Part of a data file:
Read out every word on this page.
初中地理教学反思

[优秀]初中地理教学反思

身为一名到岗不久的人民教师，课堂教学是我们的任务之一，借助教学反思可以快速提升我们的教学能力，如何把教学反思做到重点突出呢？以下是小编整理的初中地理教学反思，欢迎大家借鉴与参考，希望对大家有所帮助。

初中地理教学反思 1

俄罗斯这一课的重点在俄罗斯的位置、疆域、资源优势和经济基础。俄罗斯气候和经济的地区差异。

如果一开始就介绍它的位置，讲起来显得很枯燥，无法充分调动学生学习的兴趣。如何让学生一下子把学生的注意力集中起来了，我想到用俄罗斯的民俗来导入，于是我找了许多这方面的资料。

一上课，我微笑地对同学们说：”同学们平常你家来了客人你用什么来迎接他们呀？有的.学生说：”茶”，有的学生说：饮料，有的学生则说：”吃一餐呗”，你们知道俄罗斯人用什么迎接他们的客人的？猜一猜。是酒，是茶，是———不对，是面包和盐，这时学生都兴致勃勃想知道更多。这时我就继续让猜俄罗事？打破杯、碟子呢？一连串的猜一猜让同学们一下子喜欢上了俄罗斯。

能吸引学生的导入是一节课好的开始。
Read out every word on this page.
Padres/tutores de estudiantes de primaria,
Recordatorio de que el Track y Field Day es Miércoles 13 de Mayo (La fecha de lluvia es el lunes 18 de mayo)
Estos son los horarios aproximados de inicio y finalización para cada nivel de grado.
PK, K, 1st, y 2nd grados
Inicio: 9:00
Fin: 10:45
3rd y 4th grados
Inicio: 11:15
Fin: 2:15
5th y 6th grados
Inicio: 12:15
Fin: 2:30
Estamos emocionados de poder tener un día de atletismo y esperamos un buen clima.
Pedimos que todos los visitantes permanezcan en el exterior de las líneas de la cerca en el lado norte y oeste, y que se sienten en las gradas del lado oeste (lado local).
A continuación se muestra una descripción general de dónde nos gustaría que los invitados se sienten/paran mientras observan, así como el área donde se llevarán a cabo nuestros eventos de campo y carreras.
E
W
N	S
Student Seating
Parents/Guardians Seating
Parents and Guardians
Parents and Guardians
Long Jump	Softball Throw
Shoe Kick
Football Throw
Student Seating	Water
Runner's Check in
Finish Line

• _TASK PROMPT_: Go through the records and show every line with the string "sienten" in it.

• _SOLUTION TO THIS PROBLEM_:
Pedimos que todos los visitantes permanezcan en el exterior de las líneas de la cerca en el lado norte y oeste, y que se sienten en las gradas del lado oeste (lado local).
A continuación se muestra una descripción general de dónde nos gustaría que los invitados se sienten/paran mientras observan, así como el área donde se llevarán a cabo nuestros eventos de campo y carreras.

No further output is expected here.